## Data supplied
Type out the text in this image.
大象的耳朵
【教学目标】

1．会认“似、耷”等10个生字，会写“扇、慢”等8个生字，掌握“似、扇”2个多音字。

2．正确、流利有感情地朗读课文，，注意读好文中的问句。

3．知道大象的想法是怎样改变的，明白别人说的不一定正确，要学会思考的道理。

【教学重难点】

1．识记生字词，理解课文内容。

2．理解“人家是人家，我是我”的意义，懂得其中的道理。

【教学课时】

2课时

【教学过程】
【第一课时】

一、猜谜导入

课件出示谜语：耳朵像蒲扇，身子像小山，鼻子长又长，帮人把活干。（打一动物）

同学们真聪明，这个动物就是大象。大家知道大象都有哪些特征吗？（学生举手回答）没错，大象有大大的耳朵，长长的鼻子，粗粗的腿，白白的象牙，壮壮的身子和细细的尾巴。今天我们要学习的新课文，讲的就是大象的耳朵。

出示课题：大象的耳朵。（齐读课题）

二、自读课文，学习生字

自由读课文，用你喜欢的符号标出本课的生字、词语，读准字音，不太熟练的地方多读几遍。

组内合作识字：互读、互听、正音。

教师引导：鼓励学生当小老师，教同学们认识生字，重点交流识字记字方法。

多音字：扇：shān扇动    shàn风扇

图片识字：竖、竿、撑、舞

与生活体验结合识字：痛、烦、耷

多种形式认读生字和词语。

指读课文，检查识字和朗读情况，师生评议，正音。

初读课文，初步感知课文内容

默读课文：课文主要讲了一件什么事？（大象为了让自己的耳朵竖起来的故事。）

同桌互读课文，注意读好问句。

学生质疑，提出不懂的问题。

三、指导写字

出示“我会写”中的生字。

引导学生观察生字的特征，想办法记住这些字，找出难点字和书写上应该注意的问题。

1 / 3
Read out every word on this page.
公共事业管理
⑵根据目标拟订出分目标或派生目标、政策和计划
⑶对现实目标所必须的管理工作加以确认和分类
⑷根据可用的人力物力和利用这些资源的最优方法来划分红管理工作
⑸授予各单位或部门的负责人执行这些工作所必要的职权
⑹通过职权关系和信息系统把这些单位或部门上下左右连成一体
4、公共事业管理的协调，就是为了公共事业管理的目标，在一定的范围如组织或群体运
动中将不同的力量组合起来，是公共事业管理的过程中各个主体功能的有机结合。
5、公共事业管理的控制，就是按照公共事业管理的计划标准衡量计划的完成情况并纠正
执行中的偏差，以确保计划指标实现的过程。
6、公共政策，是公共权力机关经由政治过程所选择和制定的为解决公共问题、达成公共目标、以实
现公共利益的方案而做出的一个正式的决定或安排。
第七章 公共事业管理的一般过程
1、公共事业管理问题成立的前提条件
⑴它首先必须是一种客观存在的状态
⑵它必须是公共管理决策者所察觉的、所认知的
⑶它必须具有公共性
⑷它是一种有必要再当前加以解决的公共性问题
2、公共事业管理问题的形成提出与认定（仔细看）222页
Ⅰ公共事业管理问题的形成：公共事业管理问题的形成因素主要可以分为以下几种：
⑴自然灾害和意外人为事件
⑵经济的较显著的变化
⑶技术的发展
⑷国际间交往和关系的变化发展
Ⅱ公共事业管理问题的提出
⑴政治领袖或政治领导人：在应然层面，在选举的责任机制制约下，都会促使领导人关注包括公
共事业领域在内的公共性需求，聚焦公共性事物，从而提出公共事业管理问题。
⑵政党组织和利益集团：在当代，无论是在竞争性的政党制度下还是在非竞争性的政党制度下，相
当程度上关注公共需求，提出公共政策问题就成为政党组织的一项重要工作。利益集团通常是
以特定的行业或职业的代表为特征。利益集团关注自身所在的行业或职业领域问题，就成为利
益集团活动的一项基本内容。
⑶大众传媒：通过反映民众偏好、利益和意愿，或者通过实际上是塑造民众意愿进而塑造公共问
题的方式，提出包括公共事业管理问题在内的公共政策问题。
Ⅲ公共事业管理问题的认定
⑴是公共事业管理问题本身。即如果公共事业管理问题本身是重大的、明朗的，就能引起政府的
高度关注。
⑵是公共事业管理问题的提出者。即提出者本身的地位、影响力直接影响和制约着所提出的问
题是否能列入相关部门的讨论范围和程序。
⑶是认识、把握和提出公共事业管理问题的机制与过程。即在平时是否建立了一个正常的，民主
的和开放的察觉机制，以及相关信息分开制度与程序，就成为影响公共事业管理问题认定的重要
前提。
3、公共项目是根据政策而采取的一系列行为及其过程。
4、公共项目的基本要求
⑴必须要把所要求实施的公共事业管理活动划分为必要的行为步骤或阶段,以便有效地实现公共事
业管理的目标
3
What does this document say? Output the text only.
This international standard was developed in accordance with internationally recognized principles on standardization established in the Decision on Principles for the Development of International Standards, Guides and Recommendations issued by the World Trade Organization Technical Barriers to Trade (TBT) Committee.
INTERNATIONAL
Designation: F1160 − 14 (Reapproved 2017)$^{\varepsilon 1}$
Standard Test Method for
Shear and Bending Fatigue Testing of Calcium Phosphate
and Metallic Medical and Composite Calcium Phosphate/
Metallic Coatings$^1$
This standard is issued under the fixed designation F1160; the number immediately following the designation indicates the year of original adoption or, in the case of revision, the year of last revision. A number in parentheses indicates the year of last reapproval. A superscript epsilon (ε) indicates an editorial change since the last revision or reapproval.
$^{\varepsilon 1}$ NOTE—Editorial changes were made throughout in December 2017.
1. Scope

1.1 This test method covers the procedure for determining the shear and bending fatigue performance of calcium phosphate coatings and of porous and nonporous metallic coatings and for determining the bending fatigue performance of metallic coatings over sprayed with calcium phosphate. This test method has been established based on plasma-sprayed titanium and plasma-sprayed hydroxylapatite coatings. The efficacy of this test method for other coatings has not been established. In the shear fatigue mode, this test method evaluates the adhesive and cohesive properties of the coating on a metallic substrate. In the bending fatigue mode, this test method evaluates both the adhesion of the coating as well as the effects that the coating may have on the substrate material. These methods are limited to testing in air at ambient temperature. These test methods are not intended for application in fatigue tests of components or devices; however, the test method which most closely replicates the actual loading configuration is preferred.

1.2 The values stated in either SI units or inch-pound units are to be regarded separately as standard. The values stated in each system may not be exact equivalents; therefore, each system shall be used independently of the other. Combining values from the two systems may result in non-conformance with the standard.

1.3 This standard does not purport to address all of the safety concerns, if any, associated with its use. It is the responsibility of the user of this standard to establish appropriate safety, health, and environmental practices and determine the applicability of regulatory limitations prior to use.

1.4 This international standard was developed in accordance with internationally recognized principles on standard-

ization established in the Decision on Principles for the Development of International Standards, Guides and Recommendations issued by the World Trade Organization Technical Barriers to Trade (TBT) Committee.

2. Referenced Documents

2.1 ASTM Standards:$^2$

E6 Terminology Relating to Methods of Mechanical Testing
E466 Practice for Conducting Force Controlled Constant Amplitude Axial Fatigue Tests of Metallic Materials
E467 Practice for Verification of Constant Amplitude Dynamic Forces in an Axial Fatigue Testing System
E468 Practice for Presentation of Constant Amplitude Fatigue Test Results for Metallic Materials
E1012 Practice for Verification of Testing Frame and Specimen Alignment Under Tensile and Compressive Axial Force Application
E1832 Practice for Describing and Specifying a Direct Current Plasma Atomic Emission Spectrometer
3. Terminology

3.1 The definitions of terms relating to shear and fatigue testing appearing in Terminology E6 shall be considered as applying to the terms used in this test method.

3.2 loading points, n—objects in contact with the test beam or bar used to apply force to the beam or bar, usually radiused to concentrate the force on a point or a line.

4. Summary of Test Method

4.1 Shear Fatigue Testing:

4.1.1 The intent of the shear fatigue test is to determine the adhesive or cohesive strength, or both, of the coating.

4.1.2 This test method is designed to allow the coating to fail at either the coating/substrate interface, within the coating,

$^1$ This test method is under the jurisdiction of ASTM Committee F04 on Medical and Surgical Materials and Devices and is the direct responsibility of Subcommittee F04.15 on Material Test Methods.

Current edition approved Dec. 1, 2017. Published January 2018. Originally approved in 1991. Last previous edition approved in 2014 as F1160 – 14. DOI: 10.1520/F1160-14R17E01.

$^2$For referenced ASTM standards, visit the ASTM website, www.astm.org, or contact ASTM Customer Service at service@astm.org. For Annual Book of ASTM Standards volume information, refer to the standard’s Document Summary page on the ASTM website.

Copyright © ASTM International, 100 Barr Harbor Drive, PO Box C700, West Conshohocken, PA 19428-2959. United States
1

## Exercise aim
What is the number of lines in the records above that include the word "Medical"? Reply with that number and nothing more.

## Reply
2